▶ [DATA]:
** Begin **

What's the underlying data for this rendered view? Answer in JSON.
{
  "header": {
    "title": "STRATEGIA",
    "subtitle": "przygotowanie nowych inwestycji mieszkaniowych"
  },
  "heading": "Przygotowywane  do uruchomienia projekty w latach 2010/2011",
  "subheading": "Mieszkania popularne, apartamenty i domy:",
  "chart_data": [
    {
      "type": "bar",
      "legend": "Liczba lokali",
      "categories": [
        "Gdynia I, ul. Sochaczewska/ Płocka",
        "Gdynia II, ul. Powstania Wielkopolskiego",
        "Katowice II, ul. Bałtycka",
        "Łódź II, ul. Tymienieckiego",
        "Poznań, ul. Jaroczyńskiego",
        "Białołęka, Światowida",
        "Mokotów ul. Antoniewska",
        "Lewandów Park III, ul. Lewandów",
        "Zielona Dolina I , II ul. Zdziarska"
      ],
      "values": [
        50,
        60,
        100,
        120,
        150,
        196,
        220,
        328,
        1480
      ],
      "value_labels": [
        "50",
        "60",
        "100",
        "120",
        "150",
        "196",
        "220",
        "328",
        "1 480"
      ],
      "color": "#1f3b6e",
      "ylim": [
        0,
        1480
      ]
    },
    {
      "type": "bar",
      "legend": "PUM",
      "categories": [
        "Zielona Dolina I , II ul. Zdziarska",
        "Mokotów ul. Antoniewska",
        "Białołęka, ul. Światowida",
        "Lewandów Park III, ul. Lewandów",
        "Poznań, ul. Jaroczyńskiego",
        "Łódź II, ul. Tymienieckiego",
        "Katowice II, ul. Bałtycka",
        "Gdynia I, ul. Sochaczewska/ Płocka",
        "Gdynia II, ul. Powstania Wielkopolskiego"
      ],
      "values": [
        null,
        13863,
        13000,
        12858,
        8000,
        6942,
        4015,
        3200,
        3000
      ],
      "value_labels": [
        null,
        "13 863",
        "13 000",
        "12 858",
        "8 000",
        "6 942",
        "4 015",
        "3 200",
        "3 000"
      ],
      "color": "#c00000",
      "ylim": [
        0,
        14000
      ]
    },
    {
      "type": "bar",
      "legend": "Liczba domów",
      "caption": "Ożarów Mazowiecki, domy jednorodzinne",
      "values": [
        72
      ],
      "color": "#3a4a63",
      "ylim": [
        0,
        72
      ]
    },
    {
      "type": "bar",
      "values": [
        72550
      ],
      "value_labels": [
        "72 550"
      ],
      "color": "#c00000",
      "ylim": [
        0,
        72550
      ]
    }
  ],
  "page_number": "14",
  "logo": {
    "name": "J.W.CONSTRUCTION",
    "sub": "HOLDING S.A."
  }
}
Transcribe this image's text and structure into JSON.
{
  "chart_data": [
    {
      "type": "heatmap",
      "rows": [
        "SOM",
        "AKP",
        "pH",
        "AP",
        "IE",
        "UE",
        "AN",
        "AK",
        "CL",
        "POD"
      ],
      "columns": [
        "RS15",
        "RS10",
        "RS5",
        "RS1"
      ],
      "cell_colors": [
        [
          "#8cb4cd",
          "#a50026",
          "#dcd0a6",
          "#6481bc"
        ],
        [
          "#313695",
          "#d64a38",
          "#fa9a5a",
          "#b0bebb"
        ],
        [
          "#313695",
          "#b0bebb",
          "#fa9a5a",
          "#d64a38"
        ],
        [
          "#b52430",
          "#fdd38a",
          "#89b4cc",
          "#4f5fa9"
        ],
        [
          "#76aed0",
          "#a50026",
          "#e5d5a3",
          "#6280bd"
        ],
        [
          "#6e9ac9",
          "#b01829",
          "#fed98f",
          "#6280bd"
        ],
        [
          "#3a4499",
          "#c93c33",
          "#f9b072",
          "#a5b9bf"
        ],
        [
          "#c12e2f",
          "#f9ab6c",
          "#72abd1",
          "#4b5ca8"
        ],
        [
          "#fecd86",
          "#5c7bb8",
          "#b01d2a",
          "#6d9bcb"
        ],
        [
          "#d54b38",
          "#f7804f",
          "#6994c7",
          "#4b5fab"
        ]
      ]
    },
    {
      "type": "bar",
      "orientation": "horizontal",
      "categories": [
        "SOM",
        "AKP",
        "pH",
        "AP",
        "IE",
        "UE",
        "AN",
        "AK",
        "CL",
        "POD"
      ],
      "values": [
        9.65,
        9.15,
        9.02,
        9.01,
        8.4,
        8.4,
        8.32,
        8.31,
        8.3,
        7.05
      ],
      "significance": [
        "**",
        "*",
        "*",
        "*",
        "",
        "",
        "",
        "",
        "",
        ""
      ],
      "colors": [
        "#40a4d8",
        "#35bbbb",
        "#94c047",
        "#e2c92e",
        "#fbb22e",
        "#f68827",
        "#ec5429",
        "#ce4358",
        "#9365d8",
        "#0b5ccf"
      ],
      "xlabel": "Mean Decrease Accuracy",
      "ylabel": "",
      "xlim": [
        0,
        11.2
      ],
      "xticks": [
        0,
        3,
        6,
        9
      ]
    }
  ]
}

** End **
** Begin **

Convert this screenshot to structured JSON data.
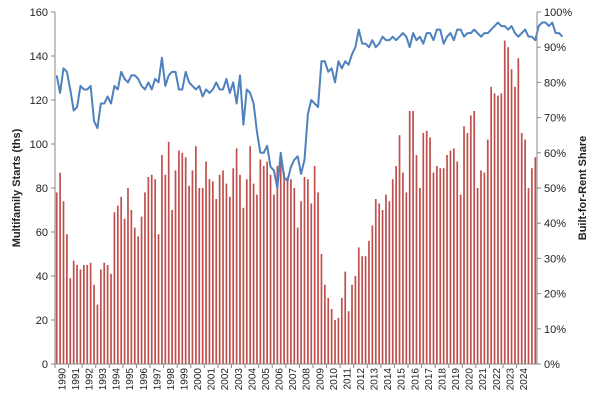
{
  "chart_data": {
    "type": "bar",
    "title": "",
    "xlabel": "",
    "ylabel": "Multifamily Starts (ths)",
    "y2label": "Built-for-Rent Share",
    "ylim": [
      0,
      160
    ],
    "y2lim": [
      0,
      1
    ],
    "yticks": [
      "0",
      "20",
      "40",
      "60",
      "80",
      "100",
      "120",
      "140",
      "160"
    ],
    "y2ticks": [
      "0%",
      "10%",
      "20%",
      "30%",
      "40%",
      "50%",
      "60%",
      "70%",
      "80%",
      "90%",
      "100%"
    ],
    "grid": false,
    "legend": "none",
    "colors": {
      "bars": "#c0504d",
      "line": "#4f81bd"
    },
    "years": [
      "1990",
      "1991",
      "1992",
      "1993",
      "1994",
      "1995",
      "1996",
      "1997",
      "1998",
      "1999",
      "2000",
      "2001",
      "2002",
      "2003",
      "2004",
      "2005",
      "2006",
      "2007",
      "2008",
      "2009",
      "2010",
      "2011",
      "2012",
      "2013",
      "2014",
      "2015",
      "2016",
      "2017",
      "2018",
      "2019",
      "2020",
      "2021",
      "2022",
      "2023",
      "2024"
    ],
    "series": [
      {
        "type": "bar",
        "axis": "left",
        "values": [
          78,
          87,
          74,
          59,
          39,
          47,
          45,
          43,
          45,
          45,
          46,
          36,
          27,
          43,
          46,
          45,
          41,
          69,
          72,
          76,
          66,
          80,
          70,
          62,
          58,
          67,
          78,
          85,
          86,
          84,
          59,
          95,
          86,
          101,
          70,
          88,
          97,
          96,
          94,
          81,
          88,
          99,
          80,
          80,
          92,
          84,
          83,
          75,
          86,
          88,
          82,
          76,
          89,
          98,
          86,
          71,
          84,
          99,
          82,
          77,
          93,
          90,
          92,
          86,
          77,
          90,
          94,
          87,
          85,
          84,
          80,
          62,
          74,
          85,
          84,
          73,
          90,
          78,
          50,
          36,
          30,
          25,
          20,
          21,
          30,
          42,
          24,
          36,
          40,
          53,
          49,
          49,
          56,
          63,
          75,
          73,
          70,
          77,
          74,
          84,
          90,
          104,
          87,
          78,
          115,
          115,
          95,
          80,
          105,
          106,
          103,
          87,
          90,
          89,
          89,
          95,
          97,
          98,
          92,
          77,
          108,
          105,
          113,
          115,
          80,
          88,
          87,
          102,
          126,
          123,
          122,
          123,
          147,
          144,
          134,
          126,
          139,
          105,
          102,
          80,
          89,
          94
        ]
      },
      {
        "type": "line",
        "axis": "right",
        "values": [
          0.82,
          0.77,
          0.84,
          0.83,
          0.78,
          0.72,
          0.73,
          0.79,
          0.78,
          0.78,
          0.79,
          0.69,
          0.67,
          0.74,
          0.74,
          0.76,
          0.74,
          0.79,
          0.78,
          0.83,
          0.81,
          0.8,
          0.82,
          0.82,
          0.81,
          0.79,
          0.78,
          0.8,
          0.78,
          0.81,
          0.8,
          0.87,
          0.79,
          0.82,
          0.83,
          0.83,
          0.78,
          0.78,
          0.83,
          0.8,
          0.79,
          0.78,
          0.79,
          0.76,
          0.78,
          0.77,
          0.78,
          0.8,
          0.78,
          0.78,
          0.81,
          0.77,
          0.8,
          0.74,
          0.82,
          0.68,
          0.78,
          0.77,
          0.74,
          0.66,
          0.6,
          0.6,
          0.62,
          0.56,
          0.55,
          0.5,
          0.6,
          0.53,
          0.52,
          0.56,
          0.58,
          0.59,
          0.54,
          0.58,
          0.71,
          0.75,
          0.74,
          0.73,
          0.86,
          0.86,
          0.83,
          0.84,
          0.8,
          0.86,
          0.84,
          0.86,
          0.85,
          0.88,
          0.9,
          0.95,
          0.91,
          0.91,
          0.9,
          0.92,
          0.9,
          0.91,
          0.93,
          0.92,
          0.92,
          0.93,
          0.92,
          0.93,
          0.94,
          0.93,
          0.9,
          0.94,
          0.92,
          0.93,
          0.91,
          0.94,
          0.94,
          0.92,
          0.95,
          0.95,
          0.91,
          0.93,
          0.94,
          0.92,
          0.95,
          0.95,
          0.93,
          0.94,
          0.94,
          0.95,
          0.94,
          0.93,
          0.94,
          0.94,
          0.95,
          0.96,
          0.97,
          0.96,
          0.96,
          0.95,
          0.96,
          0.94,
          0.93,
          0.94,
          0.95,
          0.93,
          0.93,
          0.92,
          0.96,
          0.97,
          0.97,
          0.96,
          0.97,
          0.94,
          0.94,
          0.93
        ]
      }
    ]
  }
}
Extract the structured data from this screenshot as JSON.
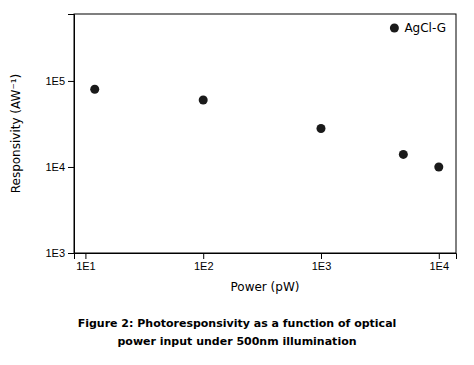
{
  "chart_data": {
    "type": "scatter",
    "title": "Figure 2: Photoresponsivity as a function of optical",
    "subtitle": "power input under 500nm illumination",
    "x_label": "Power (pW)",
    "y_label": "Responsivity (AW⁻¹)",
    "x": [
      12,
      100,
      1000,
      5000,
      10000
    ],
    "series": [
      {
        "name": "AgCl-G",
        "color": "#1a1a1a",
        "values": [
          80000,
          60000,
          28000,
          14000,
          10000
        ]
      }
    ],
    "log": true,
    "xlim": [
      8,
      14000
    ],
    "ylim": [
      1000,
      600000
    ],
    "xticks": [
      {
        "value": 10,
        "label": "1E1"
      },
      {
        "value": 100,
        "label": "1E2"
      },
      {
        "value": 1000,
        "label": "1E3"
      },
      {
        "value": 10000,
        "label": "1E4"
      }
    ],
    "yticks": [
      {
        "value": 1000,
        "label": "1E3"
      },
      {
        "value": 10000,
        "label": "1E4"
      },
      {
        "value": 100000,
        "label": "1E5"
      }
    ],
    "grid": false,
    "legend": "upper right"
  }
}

** End **

▶ [REQUIRED WORK]: Your task is to gather every line with the word "Zielona" and copy it.

▶ [COMPLETED EXERCISE]:
        "Zielona Dolina I , II ul. Zdziarska"
        "Zielona Dolina I , II ul. Zdziarska",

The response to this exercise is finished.